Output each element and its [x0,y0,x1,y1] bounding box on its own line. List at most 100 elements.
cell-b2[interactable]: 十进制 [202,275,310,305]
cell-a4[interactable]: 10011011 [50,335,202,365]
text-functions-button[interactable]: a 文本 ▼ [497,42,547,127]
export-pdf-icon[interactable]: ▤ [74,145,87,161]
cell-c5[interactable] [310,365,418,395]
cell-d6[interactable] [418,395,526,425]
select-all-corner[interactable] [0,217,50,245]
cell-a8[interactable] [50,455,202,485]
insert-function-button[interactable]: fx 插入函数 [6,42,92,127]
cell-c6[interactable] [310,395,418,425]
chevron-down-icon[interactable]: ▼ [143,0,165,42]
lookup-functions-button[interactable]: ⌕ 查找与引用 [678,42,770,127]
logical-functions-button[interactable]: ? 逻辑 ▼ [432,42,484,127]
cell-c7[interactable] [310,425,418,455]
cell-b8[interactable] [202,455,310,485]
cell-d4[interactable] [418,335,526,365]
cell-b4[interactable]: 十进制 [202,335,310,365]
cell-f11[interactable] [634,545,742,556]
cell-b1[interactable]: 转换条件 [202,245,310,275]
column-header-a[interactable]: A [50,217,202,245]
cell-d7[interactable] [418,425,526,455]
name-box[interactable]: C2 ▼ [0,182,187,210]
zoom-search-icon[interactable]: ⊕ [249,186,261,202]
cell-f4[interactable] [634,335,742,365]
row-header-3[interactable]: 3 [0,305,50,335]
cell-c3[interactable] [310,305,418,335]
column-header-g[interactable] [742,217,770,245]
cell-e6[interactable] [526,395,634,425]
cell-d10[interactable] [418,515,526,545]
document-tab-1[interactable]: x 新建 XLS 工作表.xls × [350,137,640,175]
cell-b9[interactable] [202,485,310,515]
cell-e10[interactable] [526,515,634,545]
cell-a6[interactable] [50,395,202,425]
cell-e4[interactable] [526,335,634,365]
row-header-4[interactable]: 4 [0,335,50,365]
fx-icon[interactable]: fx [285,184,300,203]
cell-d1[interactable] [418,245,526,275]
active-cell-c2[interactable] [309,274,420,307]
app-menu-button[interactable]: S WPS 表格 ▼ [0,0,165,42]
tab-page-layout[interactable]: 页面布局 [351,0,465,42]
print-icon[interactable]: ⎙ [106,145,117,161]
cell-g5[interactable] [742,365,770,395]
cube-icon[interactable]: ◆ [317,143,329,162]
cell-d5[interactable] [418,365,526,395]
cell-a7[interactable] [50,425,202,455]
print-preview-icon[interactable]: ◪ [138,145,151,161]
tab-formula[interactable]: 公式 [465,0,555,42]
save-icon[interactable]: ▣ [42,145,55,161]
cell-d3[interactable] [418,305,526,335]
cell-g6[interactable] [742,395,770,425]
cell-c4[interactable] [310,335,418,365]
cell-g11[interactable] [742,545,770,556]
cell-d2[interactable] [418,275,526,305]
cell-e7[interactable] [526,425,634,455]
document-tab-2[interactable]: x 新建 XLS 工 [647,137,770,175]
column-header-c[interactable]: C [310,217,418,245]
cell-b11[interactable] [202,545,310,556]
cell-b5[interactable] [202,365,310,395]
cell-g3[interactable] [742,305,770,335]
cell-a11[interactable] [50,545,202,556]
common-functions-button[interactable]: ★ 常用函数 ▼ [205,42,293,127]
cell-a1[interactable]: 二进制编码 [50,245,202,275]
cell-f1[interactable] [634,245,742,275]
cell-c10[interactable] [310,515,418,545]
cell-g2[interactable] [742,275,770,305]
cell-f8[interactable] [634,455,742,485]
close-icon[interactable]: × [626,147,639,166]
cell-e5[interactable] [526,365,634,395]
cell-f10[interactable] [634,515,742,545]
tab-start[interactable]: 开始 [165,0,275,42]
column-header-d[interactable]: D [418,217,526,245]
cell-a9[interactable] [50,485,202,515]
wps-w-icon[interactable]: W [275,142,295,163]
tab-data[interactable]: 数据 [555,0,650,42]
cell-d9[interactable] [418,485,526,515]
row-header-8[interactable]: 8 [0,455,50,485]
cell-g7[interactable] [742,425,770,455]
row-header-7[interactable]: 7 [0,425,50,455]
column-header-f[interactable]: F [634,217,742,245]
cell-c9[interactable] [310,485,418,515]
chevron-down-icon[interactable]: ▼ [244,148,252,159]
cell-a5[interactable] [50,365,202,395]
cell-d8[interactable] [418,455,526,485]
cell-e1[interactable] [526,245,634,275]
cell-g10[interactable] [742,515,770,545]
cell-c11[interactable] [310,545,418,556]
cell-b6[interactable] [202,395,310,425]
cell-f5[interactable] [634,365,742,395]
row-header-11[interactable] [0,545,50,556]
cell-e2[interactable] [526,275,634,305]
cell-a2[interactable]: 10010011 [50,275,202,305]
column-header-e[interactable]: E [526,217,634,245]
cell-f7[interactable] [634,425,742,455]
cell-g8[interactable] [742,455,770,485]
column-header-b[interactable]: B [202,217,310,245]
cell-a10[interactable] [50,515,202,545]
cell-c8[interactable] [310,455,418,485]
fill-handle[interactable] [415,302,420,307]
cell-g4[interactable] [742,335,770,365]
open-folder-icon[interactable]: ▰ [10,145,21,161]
======
• What you need to do:
How many lines in the records above contain the string "print"? Reply with the number only.

• Output of the exercise:
2